Filter the entries that follow, copying every line in which the word "World" appears.

DATA SHOWN:
___

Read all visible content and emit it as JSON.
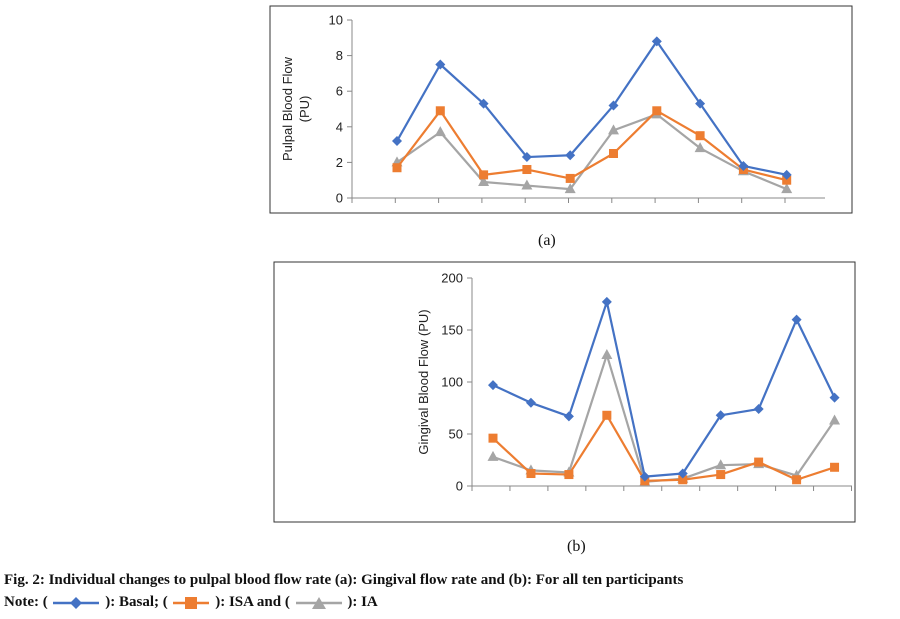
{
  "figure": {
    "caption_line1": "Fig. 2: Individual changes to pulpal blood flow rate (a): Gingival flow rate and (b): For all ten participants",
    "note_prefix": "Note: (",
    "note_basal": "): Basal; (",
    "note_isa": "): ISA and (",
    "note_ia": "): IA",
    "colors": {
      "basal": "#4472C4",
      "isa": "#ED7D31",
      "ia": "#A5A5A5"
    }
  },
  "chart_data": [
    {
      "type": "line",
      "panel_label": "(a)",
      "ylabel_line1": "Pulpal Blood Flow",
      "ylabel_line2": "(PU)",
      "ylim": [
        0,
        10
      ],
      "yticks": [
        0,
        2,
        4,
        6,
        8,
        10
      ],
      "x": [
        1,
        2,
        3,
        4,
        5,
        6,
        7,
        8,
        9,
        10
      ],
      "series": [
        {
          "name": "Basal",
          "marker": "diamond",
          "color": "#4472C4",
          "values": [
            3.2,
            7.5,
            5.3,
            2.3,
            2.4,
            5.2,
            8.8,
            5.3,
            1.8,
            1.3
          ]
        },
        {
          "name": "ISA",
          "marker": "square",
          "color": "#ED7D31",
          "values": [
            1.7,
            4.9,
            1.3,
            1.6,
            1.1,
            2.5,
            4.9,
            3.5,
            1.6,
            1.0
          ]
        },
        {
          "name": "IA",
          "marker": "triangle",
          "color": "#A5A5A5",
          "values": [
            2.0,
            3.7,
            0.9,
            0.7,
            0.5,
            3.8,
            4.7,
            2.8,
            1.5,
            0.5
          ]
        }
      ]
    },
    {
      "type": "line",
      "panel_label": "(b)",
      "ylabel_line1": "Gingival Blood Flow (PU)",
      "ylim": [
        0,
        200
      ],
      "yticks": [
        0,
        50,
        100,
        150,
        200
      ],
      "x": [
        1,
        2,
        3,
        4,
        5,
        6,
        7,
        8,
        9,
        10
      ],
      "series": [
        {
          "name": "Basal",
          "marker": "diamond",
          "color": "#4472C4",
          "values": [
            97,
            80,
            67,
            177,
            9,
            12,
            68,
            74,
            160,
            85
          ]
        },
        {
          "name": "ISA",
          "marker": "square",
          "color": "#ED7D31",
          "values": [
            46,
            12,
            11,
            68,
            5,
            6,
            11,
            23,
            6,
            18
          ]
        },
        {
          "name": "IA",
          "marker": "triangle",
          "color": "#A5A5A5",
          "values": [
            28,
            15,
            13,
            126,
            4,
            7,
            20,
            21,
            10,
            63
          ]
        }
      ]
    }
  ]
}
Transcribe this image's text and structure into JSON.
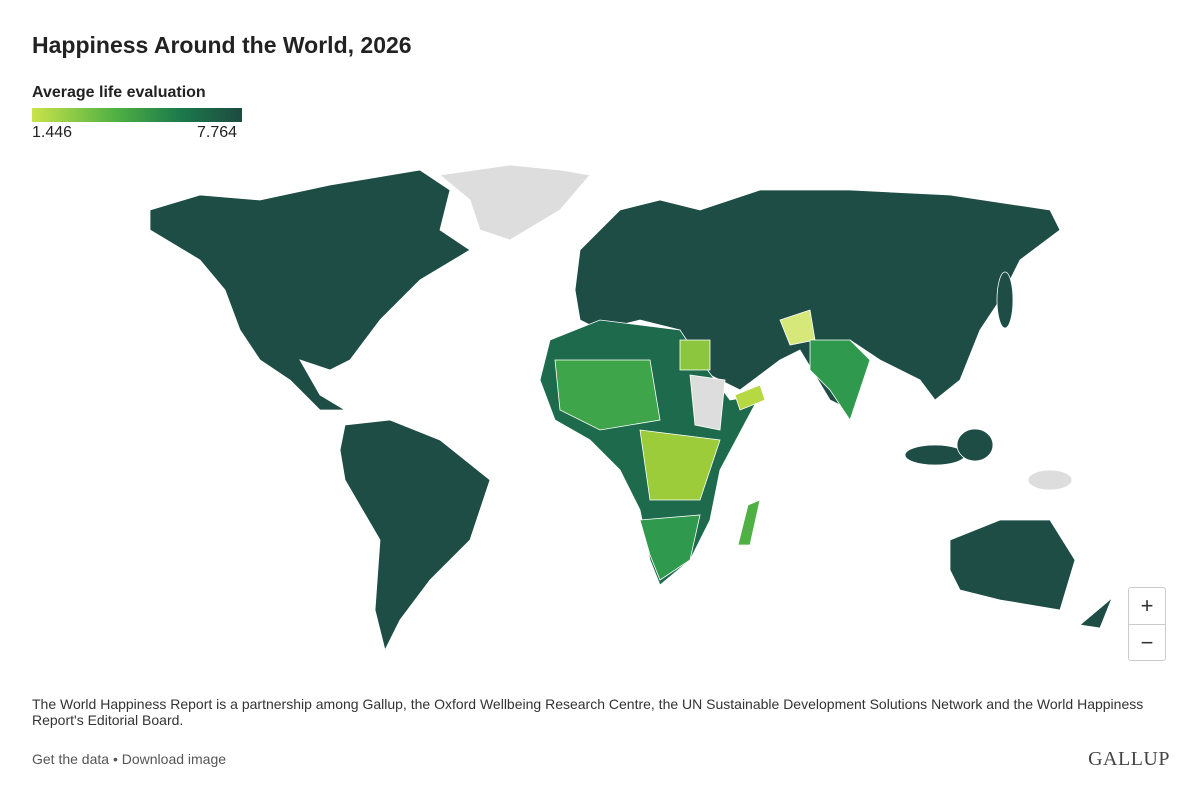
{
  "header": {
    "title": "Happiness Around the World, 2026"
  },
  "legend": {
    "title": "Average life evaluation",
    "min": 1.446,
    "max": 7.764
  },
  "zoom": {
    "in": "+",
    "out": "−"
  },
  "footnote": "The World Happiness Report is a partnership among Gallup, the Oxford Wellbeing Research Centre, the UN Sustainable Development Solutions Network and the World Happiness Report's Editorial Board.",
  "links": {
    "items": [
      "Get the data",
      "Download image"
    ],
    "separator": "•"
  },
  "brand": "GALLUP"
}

___

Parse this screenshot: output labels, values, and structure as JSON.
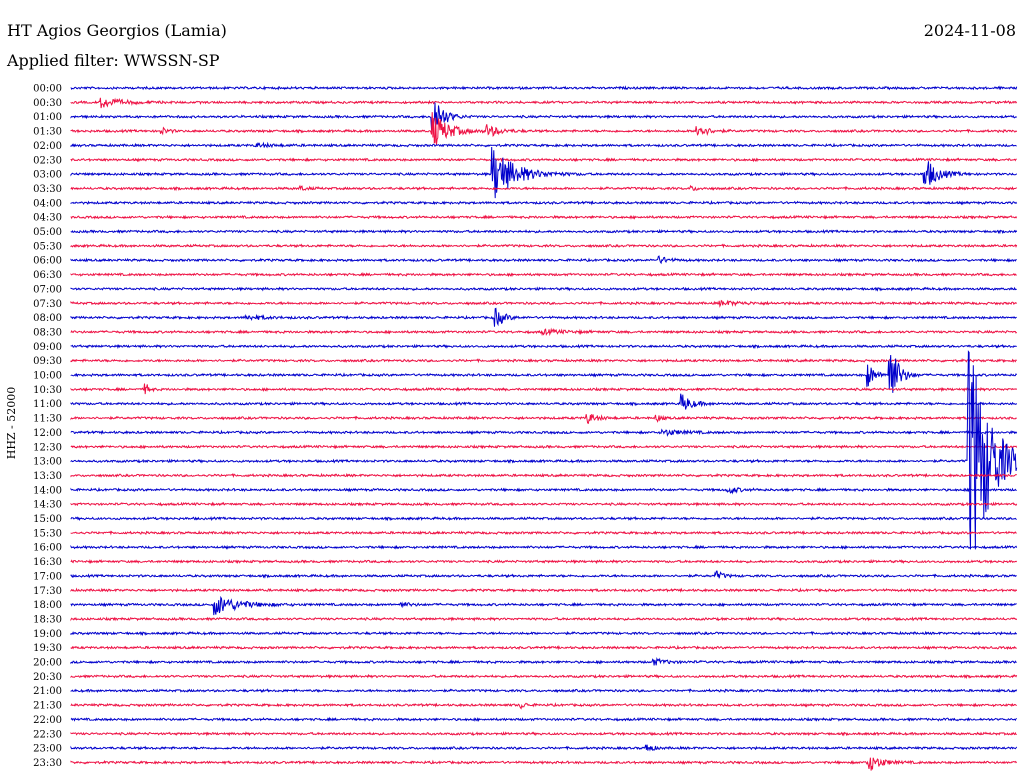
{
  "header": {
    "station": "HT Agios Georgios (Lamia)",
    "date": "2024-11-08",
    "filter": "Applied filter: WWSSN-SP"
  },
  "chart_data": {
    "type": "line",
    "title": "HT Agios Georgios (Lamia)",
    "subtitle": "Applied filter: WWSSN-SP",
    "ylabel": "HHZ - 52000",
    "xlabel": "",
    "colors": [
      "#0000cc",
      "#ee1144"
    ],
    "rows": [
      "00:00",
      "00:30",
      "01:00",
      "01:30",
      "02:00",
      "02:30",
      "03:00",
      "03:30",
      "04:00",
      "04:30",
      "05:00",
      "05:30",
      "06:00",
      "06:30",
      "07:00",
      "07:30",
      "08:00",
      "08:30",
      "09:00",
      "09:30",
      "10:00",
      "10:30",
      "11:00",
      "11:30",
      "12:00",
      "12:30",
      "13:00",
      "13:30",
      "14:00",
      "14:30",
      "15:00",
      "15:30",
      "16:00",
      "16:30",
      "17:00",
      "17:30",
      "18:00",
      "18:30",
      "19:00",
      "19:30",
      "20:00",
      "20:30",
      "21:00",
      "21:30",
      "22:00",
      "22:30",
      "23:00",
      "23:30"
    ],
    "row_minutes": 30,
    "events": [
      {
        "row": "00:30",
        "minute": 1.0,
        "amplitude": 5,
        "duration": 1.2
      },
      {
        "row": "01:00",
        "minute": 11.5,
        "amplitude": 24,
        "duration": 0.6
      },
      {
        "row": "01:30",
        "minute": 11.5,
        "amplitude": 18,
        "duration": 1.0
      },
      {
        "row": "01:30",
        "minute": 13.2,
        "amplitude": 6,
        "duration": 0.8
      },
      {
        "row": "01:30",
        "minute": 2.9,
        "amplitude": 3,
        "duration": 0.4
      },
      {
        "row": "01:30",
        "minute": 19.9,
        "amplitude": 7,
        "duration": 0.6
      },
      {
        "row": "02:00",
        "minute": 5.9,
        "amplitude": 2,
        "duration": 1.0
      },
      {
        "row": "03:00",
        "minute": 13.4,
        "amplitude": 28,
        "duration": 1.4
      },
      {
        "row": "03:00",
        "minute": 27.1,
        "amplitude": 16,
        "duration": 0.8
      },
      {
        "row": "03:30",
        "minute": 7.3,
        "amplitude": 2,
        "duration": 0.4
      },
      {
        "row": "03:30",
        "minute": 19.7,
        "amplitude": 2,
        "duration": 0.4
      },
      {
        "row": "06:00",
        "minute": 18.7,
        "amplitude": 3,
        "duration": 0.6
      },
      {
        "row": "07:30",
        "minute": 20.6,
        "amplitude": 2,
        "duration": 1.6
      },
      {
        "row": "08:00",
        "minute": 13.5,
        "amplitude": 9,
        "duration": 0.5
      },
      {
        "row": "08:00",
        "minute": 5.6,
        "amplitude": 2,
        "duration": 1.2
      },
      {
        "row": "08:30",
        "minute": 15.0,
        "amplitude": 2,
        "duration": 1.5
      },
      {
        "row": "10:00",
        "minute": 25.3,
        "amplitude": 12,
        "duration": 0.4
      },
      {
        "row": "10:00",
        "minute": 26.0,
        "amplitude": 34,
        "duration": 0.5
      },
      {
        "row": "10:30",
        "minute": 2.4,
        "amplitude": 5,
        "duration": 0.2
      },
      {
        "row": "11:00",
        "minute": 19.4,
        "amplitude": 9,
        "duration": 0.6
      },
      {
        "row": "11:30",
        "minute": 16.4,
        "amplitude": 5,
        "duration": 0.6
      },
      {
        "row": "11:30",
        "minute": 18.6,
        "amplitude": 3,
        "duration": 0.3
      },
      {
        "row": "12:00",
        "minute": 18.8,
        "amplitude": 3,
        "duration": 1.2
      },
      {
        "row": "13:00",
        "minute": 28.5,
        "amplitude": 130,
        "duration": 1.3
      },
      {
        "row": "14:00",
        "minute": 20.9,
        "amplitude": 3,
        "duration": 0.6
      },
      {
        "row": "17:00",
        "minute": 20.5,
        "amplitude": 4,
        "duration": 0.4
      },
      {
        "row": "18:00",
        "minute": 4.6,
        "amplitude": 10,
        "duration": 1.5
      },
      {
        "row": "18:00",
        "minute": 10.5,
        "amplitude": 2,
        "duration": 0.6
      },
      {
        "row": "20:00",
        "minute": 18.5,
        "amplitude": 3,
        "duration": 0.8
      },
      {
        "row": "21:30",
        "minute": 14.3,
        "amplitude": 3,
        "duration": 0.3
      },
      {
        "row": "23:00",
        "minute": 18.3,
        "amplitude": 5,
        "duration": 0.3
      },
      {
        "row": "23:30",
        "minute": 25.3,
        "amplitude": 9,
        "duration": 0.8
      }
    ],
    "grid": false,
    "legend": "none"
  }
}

___

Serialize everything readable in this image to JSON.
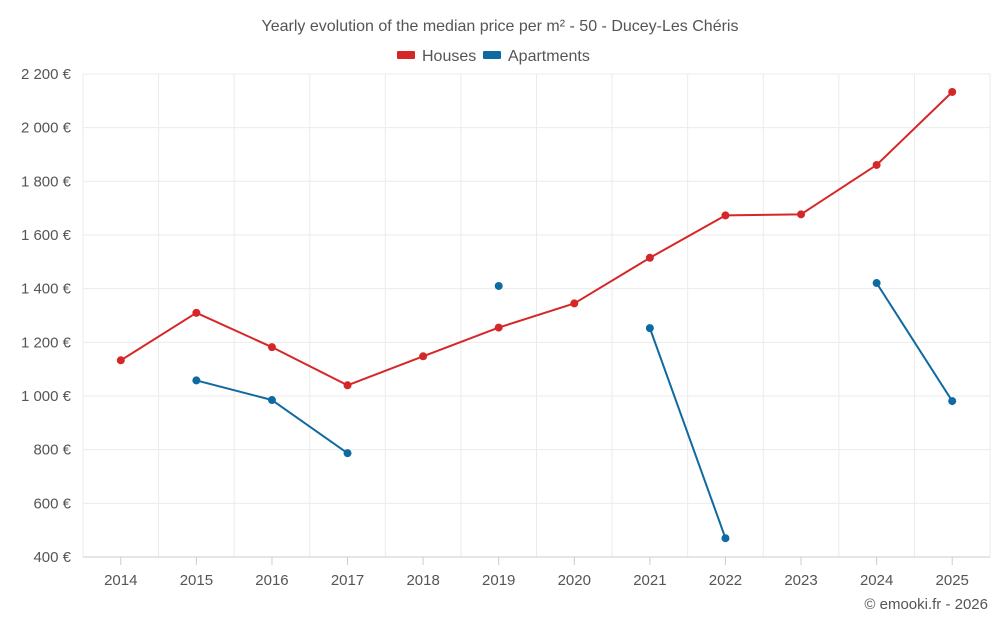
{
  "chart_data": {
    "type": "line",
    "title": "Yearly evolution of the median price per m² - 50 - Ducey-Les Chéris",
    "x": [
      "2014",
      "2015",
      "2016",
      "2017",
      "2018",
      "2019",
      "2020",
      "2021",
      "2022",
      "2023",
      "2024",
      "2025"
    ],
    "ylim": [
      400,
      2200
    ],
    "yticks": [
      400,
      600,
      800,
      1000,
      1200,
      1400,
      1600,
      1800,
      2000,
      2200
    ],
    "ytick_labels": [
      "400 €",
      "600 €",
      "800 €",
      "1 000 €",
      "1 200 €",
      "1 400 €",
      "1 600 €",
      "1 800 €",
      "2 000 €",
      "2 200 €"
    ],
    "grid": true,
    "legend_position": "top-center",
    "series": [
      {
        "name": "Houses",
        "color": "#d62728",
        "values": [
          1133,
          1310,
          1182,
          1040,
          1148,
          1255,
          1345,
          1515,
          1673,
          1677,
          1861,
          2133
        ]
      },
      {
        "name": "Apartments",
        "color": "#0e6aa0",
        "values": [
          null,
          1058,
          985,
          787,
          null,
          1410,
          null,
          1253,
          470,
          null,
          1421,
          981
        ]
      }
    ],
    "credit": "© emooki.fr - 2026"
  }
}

___

ANSWER TO THIS TASK:
    "title": "Happiness Around the World, 2026"
  "footnote": "The World Happiness Report is a partnership among Gallup, the Oxford Wellbeing Research Centre, the UN Sustainable Development Solutions Network and the World Happiness Report's Editorial Board.",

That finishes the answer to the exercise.